**TASK TO CARRY OUT:** Copy every line of the items below word for word, but leave out the pictures.

**PROVIDED RECORDS:**
----

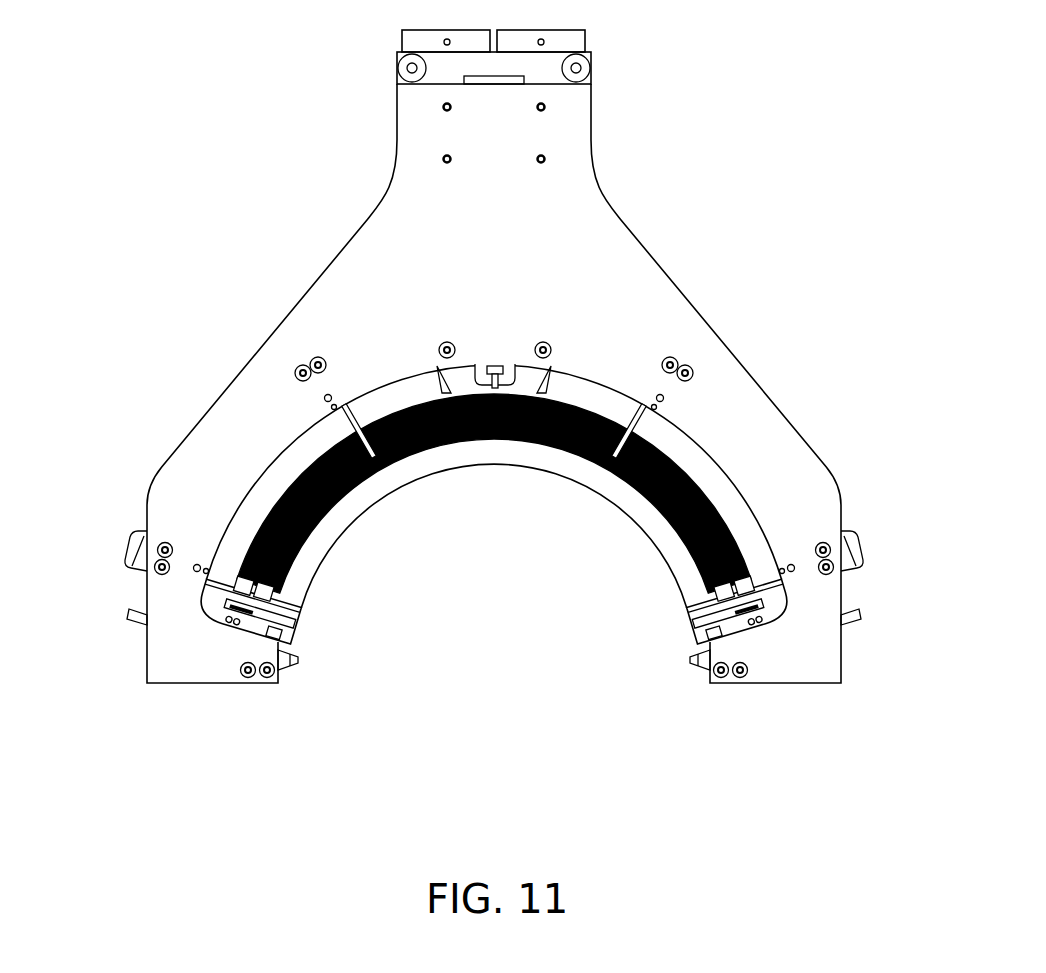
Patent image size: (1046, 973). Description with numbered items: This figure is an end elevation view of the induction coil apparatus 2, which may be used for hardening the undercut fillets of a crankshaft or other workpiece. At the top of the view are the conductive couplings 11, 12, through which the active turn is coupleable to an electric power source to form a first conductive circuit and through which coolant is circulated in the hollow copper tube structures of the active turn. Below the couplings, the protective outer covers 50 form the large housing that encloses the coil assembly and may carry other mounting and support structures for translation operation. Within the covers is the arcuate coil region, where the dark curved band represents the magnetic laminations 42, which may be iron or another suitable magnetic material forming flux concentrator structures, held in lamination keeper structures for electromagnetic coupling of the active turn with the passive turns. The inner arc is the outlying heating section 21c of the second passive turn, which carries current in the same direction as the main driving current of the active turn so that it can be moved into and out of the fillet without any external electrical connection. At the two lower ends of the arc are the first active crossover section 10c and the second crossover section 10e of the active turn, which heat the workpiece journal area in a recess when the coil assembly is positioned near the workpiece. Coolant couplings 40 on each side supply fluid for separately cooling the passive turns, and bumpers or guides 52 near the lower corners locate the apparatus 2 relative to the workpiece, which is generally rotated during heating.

The induction coil apparatus 2 is at (226, 113).
The conductive coupling 11 is at (402, 46).
The conductive coupling 12 is at (586, 46).
The protective outer cover 50 is at (343, 273).
The laminations 42 is at (300, 475).
The outlying heating section 21c is at (600, 482).
The first active crossover section 10c is at (295, 638).
The second crossover section 10e is at (693, 638).
The coolant coupling 40 is at (128, 614).
The bumpers or guides 52 is at (297, 662).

----

**CORRECT RESPONSE:**
Patent image size: (1046, 973). Description with numbered items: This figure is an end elevation view of the induction coil apparatus 2, which may be used for hardening the undercut fillets of a crankshaft or other workpiece. At the top of the view are the conductive couplings 11, 12, through which the active turn is coupleable to an electric power source to form a first conductive circuit and through which coolant is circulated in the hollow copper tube structures of the active turn. Below the couplings, the protective outer covers 50 form the large housing that encloses the coil assembly and may carry other mounting and support structures for translation operation. Within the covers is the arcuate coil region, where the dark curved band represents the magnetic laminations 42, which may be iron or another suitable magnetic material forming flux concentrator structures, held in lamination keeper structures for electromagnetic coupling of the active turn with the passive turns. The inner arc is the outlying heating section 21c of the second passive turn, which carries current in the same direction as the main driving current of the active turn so that it can be moved into and out of the fillet without any external electrical connection. At the two lower ends of the arc are the first active crossover section 10c and the second crossover section 10e of the active turn, which heat the workpiece journal area in a recess when the coil assembly is positioned near the workpiece. Coolant couplings 40 on each side supply fluid for separately cooling the passive turns, and bumpers or guides 52 near the lower corners locate the apparatus 2 relative to the workpiece, which is generally rotated during heating.

The induction coil apparatus 2 is at (226, 113).
The conductive coupling 11 is at (402, 46).
The conductive coupling 12 is at (586, 46).
The protective outer cover 50 is at (343, 273).
The laminations 42 is at (300, 475).
The outlying heating section 21c is at (600, 482).
The first active crossover section 10c is at (295, 638).
The second crossover section 10e is at (693, 638).
The coolant coupling 40 is at (128, 614).
The bumpers or guides 52 is at (297, 662).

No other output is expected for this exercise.